─── Data to process

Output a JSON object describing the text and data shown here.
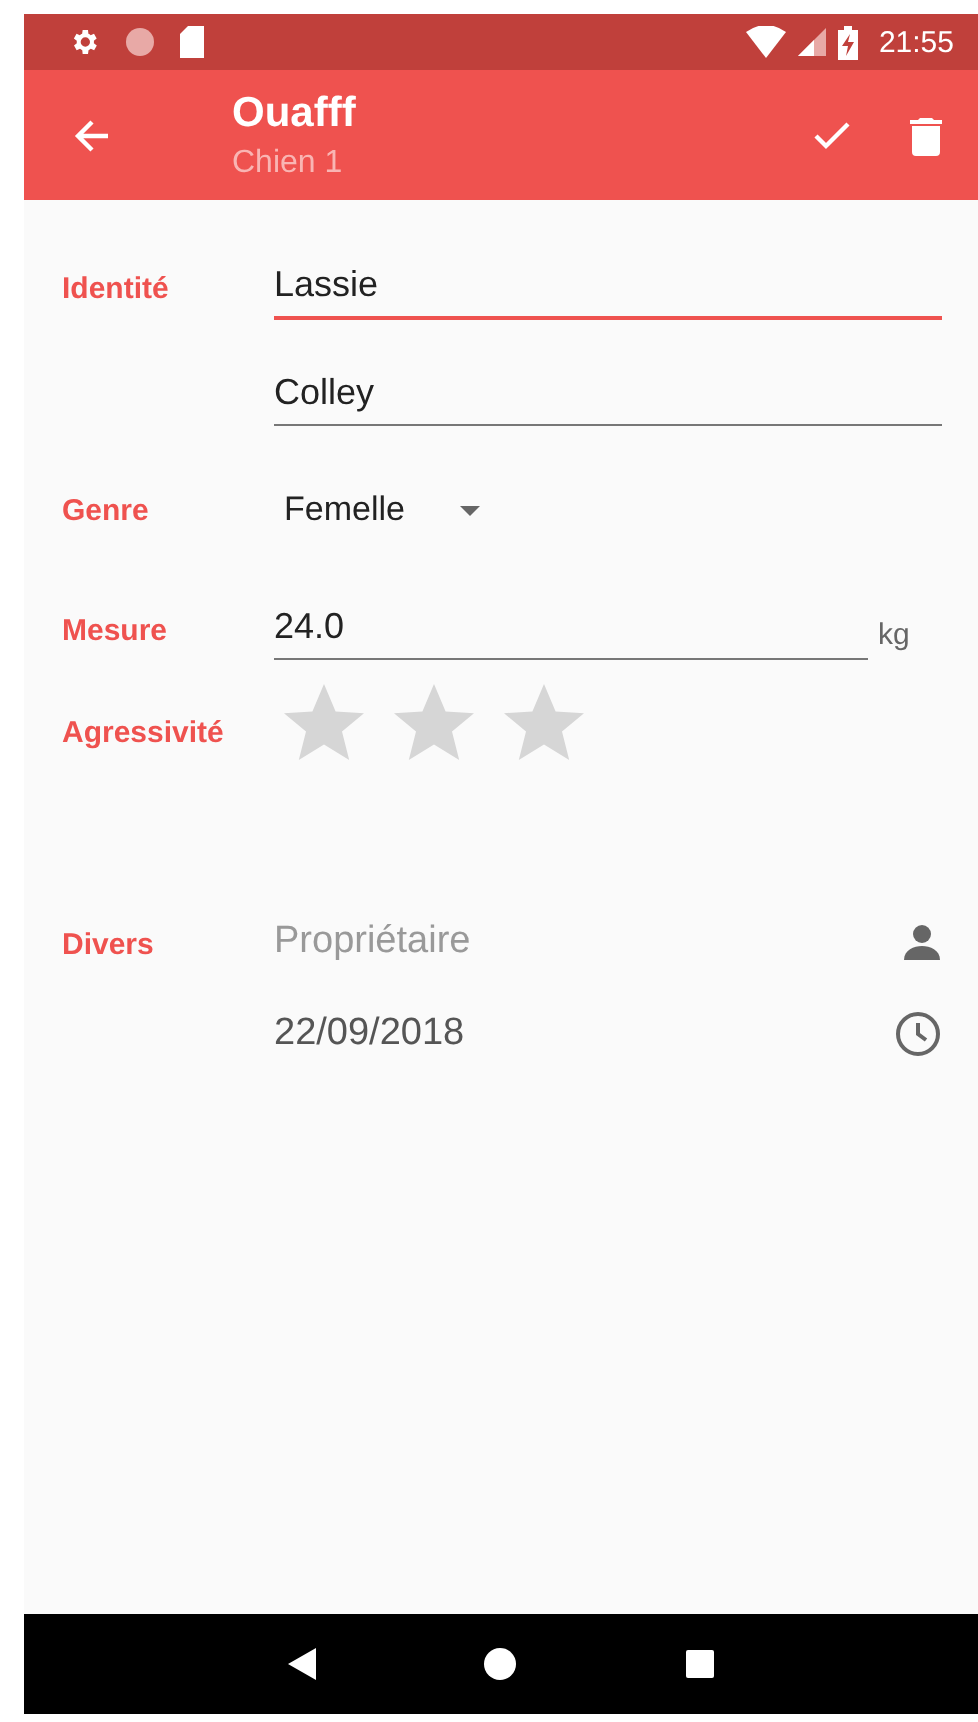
{
  "status_bar": {
    "time": "21:55"
  },
  "app_bar": {
    "title": "Ouafff",
    "subtitle": "Chien 1"
  },
  "form": {
    "identity": {
      "label": "Identité",
      "fields": [
        {
          "value": "Lassie",
          "focused": true
        },
        {
          "value": "Colley",
          "focused": false
        }
      ]
    },
    "gender": {
      "label": "Genre",
      "value": "Femelle"
    },
    "measure": {
      "label": "Mesure",
      "value": "24.0",
      "unit": "kg",
      "focused": false
    },
    "aggressiveness": {
      "label": "Agressivité",
      "stars": 0
    },
    "misc": {
      "label": "Divers",
      "items": [
        {
          "kind": "owner",
          "placeholder": "Propriétaire"
        },
        {
          "kind": "date",
          "value": "22/09/2018"
        }
      ]
    }
  }
}
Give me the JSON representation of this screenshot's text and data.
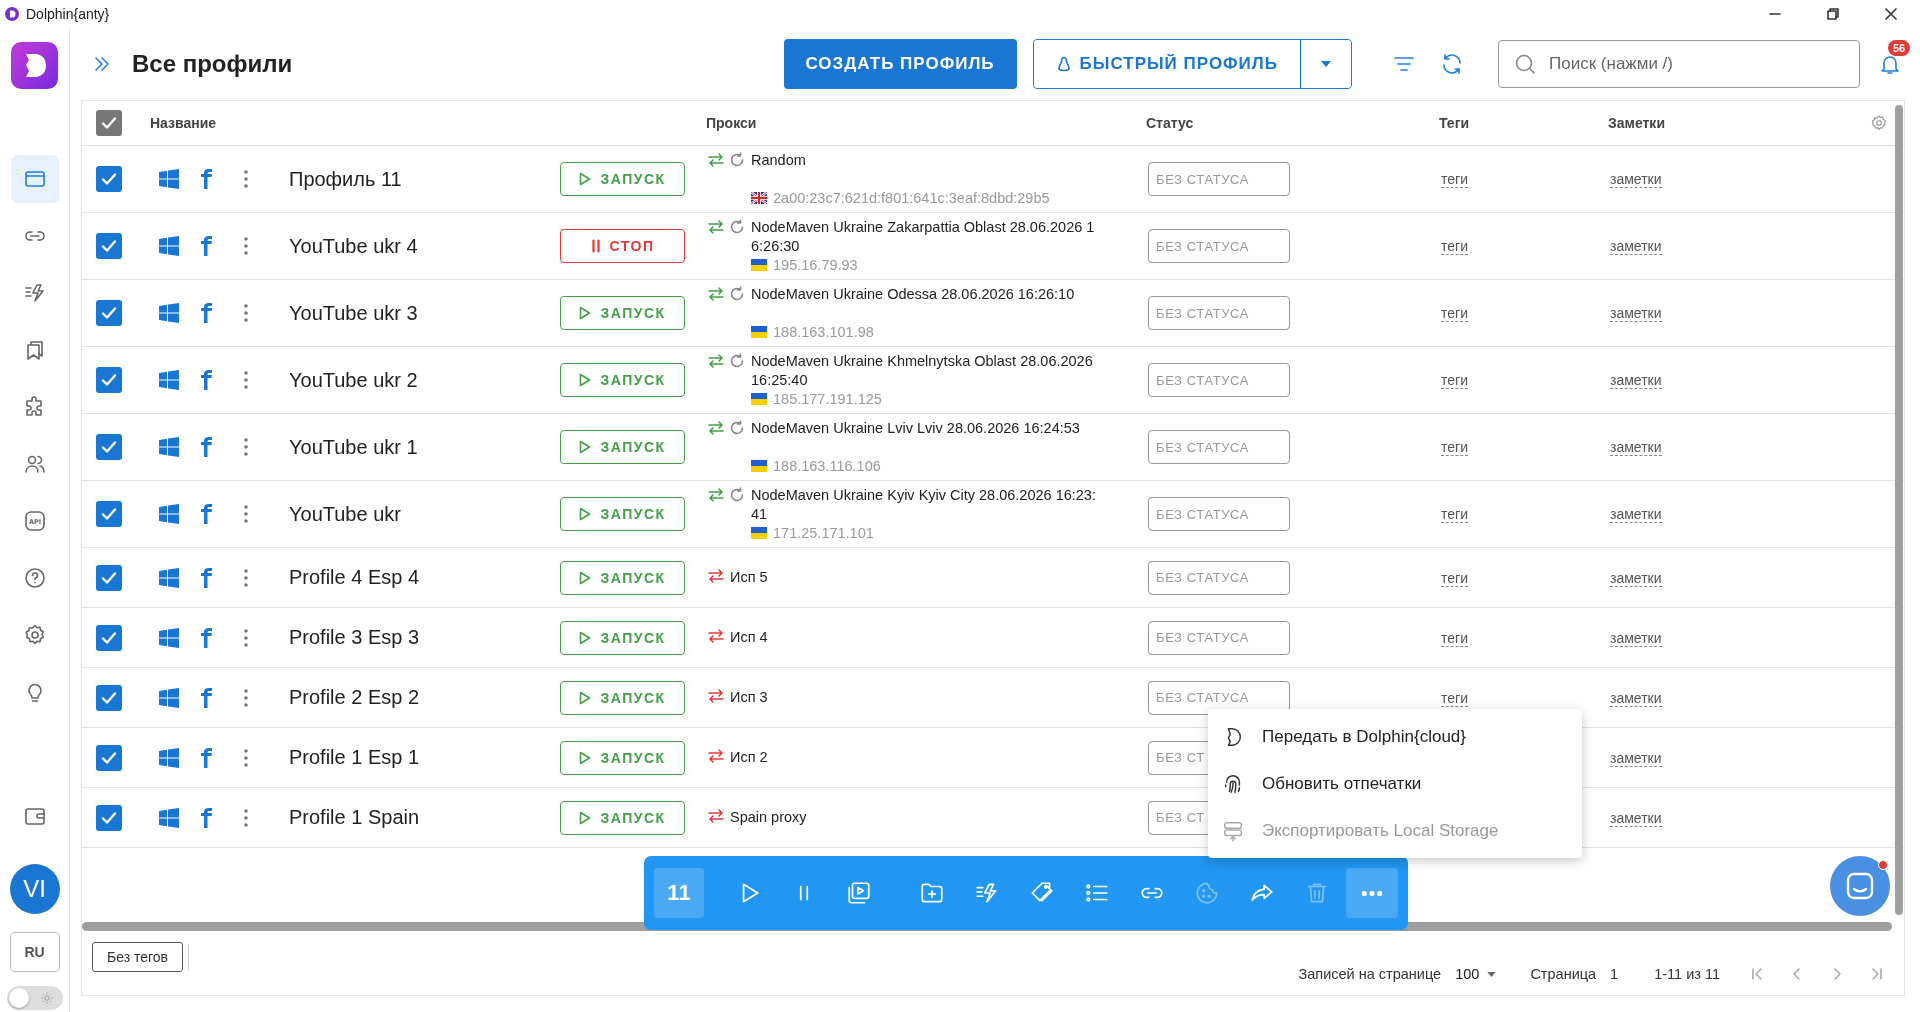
{
  "window": {
    "title": "Dolphin{anty}"
  },
  "sidebar": {
    "items": [
      {
        "selected": true
      },
      {
        "selected": false
      },
      {
        "selected": false
      },
      {
        "selected": false
      },
      {
        "selected": false
      },
      {
        "selected": false
      },
      {
        "selected": false,
        "label": "API"
      },
      {
        "selected": false
      },
      {
        "selected": false
      },
      {
        "selected": false
      }
    ],
    "avatar": "VI",
    "language": "RU",
    "theme_toggle": {
      "on": false
    }
  },
  "header": {
    "title": "Все профили",
    "create_button": "СОЗДАТЬ ПРОФИЛЬ",
    "quick_button": "БЫСТРЫЙ ПРОФИЛЬ",
    "search": {
      "placeholder": "Поиск (нажми /)"
    },
    "notifications": "56"
  },
  "table": {
    "select_all": {
      "checked": true
    },
    "columns": [
      "Название",
      "Прокси",
      "Статус",
      "Теги",
      "Заметки"
    ],
    "rows": [
      {
        "checked": true,
        "name": "Профиль 11",
        "action": {
          "kind": "start",
          "label": "ЗАПУСК"
        },
        "proxy": {
          "kind": "rotating",
          "name": "Random",
          "ip": {
            "kind": "gb",
            "value": "2a00:23c7:621d:f801:641c:3eaf:8dbd:29b5"
          }
        },
        "status": "БЕЗ СТАТУСА",
        "tags": "теги",
        "notes": "заметки"
      },
      {
        "checked": true,
        "name": "YouTube ukr 4",
        "action": {
          "kind": "stop",
          "label": "СТОП"
        },
        "proxy": {
          "kind": "rotating",
          "name": "NodeMaven Ukraine Zakarpattia Oblast 28.06.2026 16:26:30",
          "ip": {
            "kind": "ua",
            "value": "195.16.79.93"
          }
        },
        "status": "БЕЗ СТАТУСА",
        "tags": "теги",
        "notes": "заметки"
      },
      {
        "checked": true,
        "name": "YouTube ukr 3",
        "action": {
          "kind": "start",
          "label": "ЗАПУСК"
        },
        "proxy": {
          "kind": "rotating",
          "name": "NodeMaven Ukraine Odessa 28.06.2026 16:26:10",
          "ip": {
            "kind": "ua",
            "value": "188.163.101.98"
          }
        },
        "status": "БЕЗ СТАТУСА",
        "tags": "теги",
        "notes": "заметки"
      },
      {
        "checked": true,
        "name": "YouTube ukr 2",
        "action": {
          "kind": "start",
          "label": "ЗАПУСК"
        },
        "proxy": {
          "kind": "rotating",
          "name": "NodeMaven Ukraine Khmelnytska Oblast 28.06.2026 16:25:40",
          "ip": {
            "kind": "ua",
            "value": "185.177.191.125"
          }
        },
        "status": "БЕЗ СТАТУСА",
        "tags": "теги",
        "notes": "заметки"
      },
      {
        "checked": true,
        "name": "YouTube ukr 1",
        "action": {
          "kind": "start",
          "label": "ЗАПУСК"
        },
        "proxy": {
          "kind": "rotating",
          "name": "NodeMaven Ukraine Lviv Lviv 28.06.2026 16:24:53",
          "ip": {
            "kind": "ua",
            "value": "188.163.116.106"
          }
        },
        "status": "БЕЗ СТАТУСА",
        "tags": "теги",
        "notes": "заметки"
      },
      {
        "checked": true,
        "name": "YouTube ukr",
        "action": {
          "kind": "start",
          "label": "ЗАПУСК"
        },
        "proxy": {
          "kind": "rotating",
          "name": "NodeMaven Ukraine Kyiv Kyiv City 28.06.2026 16:23:41",
          "ip": {
            "kind": "ua",
            "value": "171.25.171.101"
          }
        },
        "status": "БЕЗ СТАТУСА",
        "tags": "теги",
        "notes": "заметки"
      },
      {
        "checked": true,
        "name": "Profile 4 Esp 4",
        "action": {
          "kind": "start",
          "label": "ЗАПУСК"
        },
        "proxy": {
          "kind": "static",
          "name": "Исп 5"
        },
        "status": "БЕЗ СТАТУСА",
        "tags": "теги",
        "notes": "заметки"
      },
      {
        "checked": true,
        "name": "Profile 3 Esp 3",
        "action": {
          "kind": "start",
          "label": "ЗАПУСК"
        },
        "proxy": {
          "kind": "static",
          "name": "Исп 4"
        },
        "status": "БЕЗ СТАТУСА",
        "tags": "теги",
        "notes": "заметки"
      },
      {
        "checked": true,
        "name": "Profile 2 Esp 2",
        "action": {
          "kind": "start",
          "label": "ЗАПУСК"
        },
        "proxy": {
          "kind": "static",
          "name": "Исп 3"
        },
        "status": "БЕЗ СТАТУСА",
        "tags": "теги",
        "notes": "заметки"
      },
      {
        "checked": true,
        "name": "Profile 1 Esp 1",
        "action": {
          "kind": "start",
          "label": "ЗАПУСК"
        },
        "proxy": {
          "kind": "static",
          "name": "Исп 2"
        },
        "status": "БЕЗ СТ",
        "notes": "заметки"
      },
      {
        "checked": true,
        "name": "Profile 1 Spain",
        "action": {
          "kind": "start",
          "label": "ЗАПУСК"
        },
        "proxy": {
          "kind": "static",
          "name": "Spain proxy"
        },
        "status": "БЕЗ СТ",
        "notes": "заметки"
      }
    ]
  },
  "bulk_toolbar": {
    "count": "11",
    "buttons": [
      {
        "disabled": false,
        "selected": false
      },
      {
        "disabled": false,
        "selected": false
      },
      {
        "disabled": false,
        "selected": false
      },
      {
        "disabled": false,
        "selected": false
      },
      {
        "disabled": false,
        "selected": false
      },
      {
        "disabled": false,
        "selected": false
      },
      {
        "disabled": false,
        "selected": false
      },
      {
        "disabled": false,
        "selected": false
      },
      {
        "disabled": true,
        "selected": false
      },
      {
        "disabled": false,
        "selected": false
      },
      {
        "disabled": true,
        "selected": false
      },
      {
        "disabled": false,
        "selected": true
      }
    ]
  },
  "context_menu": {
    "items": [
      {
        "label": "Передать в Dolphin{cloud}",
        "disabled": false
      },
      {
        "label": "Обновить отпечатки",
        "disabled": false
      },
      {
        "label": "Экспортировать Local Storage",
        "disabled": true
      }
    ]
  },
  "footer": {
    "tag_filter": "Без тегов",
    "per_page_label": "Записей на странице",
    "per_page": "100",
    "page_label": "Страница",
    "page": "1",
    "range": "1-11 из 11"
  }
}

──────

Drop the images and repeat the data exactly.

Output a JSON object describing the text and data shown here.
{
  "status_bar": {
    "time": "21:55"
  },
  "app_bar": {
    "title": "Ouafff",
    "subtitle": "Chien 1"
  },
  "form": {
    "identity": {
      "label": "Identité",
      "fields": [
        {
          "value": "Lassie",
          "focused": true
        },
        {
          "value": "Colley",
          "focused": false
        }
      ]
    },
    "gender": {
      "label": "Genre",
      "value": "Femelle"
    },
    "measure": {
      "label": "Mesure",
      "value": "24.0",
      "unit": "kg",
      "focused": false
    },
    "aggressiveness": {
      "label": "Agressivité",
      "stars": 0
    },
    "misc": {
      "label": "Divers",
      "items": [
        {
          "kind": "owner",
          "placeholder": "Propriétaire"
        },
        {
          "kind": "date",
          "value": "22/09/2018"
        }
      ]
    }
  }
}
Give me the JSON representation of this screenshot's text and data.
{
  "window": {
    "title": "Dolphin{anty}"
  },
  "sidebar": {
    "items": [
      {
        "selected": true
      },
      {
        "selected": false
      },
      {
        "selected": false
      },
      {
        "selected": false
      },
      {
        "selected": false
      },
      {
        "selected": false
      },
      {
        "selected": false,
        "label": "API"
      },
      {
        "selected": false
      },
      {
        "selected": false
      },
      {
        "selected": false
      }
    ],
    "avatar": "VI",
    "language": "RU",
    "theme_toggle": {
      "on": false
    }
  },
  "header": {
    "title": "Все профили",
    "create_button": "СОЗДАТЬ ПРОФИЛЬ",
    "quick_button": "БЫСТРЫЙ ПРОФИЛЬ",
    "search": {
      "placeholder": "Поиск (нажми /)"
    },
    "notifications": "56"
  },
  "table": {
    "select_all": {
      "checked": true
    },
    "columns": [
      "Название",
      "Прокси",
      "Статус",
      "Теги",
      "Заметки"
    ],
    "rows": [
      {
        "checked": true,
        "name": "Профиль 11",
        "action": {
          "kind": "start",
          "label": "ЗАПУСК"
        },
        "proxy": {
          "kind": "rotating",
          "name": "Random",
          "ip": {
            "kind": "gb",
            "value": "2a00:23c7:621d:f801:641c:3eaf:8dbd:29b5"
          }
        },
        "status": "БЕЗ СТАТУСА",
        "tags": "теги",
        "notes": "заметки"
      },
      {
        "checked": true,
        "name": "YouTube ukr 4",
        "action": {
          "kind": "stop",
          "label": "СТОП"
        },
        "proxy": {
          "kind": "rotating",
          "name": "NodeMaven Ukraine Zakarpattia Oblast 28.06.2026 16:26:30",
          "ip": {
            "kind": "ua",
            "value": "195.16.79.93"
          }
        },
        "status": "БЕЗ СТАТУСА",
        "tags": "теги",
        "notes": "заметки"
      },
      {
        "checked": true,
        "name": "YouTube ukr 3",
        "action": {
          "kind": "start",
          "label": "ЗАПУСК"
        },
        "proxy": {
          "kind": "rotating",
          "name": "NodeMaven Ukraine Odessa 28.06.2026 16:26:10",
          "ip": {
            "kind": "ua",
            "value": "188.163.101.98"
          }
        },
        "status": "БЕЗ СТАТУСА",
        "tags": "теги",
        "notes": "заметки"
      },
      {
        "checked": true,
        "name": "YouTube ukr 2",
        "action": {
          "kind": "start",
          "label": "ЗАПУСК"
        },
        "proxy": {
          "kind": "rotating",
          "name": "NodeMaven Ukraine Khmelnytska Oblast 28.06.2026 16:25:40",
          "ip": {
            "kind": "ua",
            "value": "185.177.191.125"
          }
        },
        "status": "БЕЗ СТАТУСА",
        "tags": "теги",
        "notes": "заметки"
      },
      {
        "checked": true,
        "name": "YouTube ukr 1",
        "action": {
          "kind": "start",
          "label": "ЗАПУСК"
        },
        "proxy": {
          "kind": "rotating",
          "name": "NodeMaven Ukraine Lviv Lviv 28.06.2026 16:24:53",
          "ip": {
            "kind": "ua",
            "value": "188.163.116.106"
          }
        },
        "status": "БЕЗ СТАТУСА",
        "tags": "теги",
        "notes": "заметки"
      },
      {
        "checked": true,
        "name": "YouTube ukr",
        "action": {
          "kind": "start",
          "label": "ЗАПУСК"
        },
        "proxy": {
          "kind": "rotating",
          "name": "NodeMaven Ukraine Kyiv Kyiv City 28.06.2026 16:23:41",
          "ip": {
            "kind": "ua",
            "value": "171.25.171.101"
          }
        },
        "status": "БЕЗ СТАТУСА",
        "tags": "теги",
        "notes": "заметки"
      },
      {
        "checked": true,
        "name": "Profile 4 Esp 4",
        "action": {
          "kind": "start",
          "label": "ЗАПУСК"
        },
        "proxy": {
          "kind": "static",
          "name": "Исп 5"
        },
        "status": "БЕЗ СТАТУСА",
        "tags": "теги",
        "notes": "заметки"
      },
      {
        "checked": true,
        "name": "Profile 3 Esp 3",
        "action": {
          "kind": "start",
          "label": "ЗАПУСК"
        },
        "proxy": {
          "kind": "static",
          "name": "Исп 4"
        },
        "status": "БЕЗ СТАТУСА",
        "tags": "теги",
        "notes": "заметки"
      },
      {
        "checked": true,
        "name": "Profile 2 Esp 2",
        "action": {
          "kind": "start",
          "label": "ЗАПУСК"
        },
        "proxy": {
          "kind": "static",
          "name": "Исп 3"
        },
        "status": "БЕЗ СТАТУСА",
        "tags": "теги",
        "notes": "заметки"
      },
      {
        "checked": true,
        "name": "Profile 1 Esp 1",
        "action": {
          "kind": "start",
          "label": "ЗАПУСК"
        },
        "proxy": {
          "kind": "static",
          "name": "Исп 2"
        },
        "status": "БЕЗ СТ",
        "notes": "заметки"
      },
      {
        "checked": true,
        "name": "Profile 1 Spain",
        "action": {
          "kind": "start",
          "label": "ЗАПУСК"
        },
        "proxy": {
          "kind": "static",
          "name": "Spain proxy"
        },
        "status": "БЕЗ СТ",
        "notes": "заметки"
      }
    ]
  },
  "bulk_toolbar": {
    "count": "11",
    "buttons": [
      {
        "disabled": false,
        "selected": false
      },
      {
        "disabled": false,
        "selected": false
      },
      {
        "disabled": false,
        "selected": false
      },
      {
        "disabled": false,
        "selected": false
      },
      {
        "disabled": false,
        "selected": false
      },
      {
        "disabled": false,
        "selected": false
      },
      {
        "disabled": false,
        "selected": false
      },
      {
        "disabled": false,
        "selected": false
      },
      {
        "disabled": true,
        "selected": false
      },
      {
        "disabled": false,
        "selected": false
      },
      {
        "disabled": true,
        "selected": false
      },
      {
        "disabled": false,
        "selected": true
      }
    ]
  },
  "context_menu": {
    "items": [
      {
        "label": "Передать в Dolphin{cloud}",
        "disabled": false
      },
      {
        "label": "Обновить отпечатки",
        "disabled": false
      },
      {
        "label": "Экспортировать Local Storage",
        "disabled": true
      }
    ]
  },
  "footer": {
    "tag_filter": "Без тегов",
    "per_page_label": "Записей на странице",
    "per_page": "100",
    "page_label": "Страница",
    "page": "1",
    "range": "1-11 из 11"
  }
}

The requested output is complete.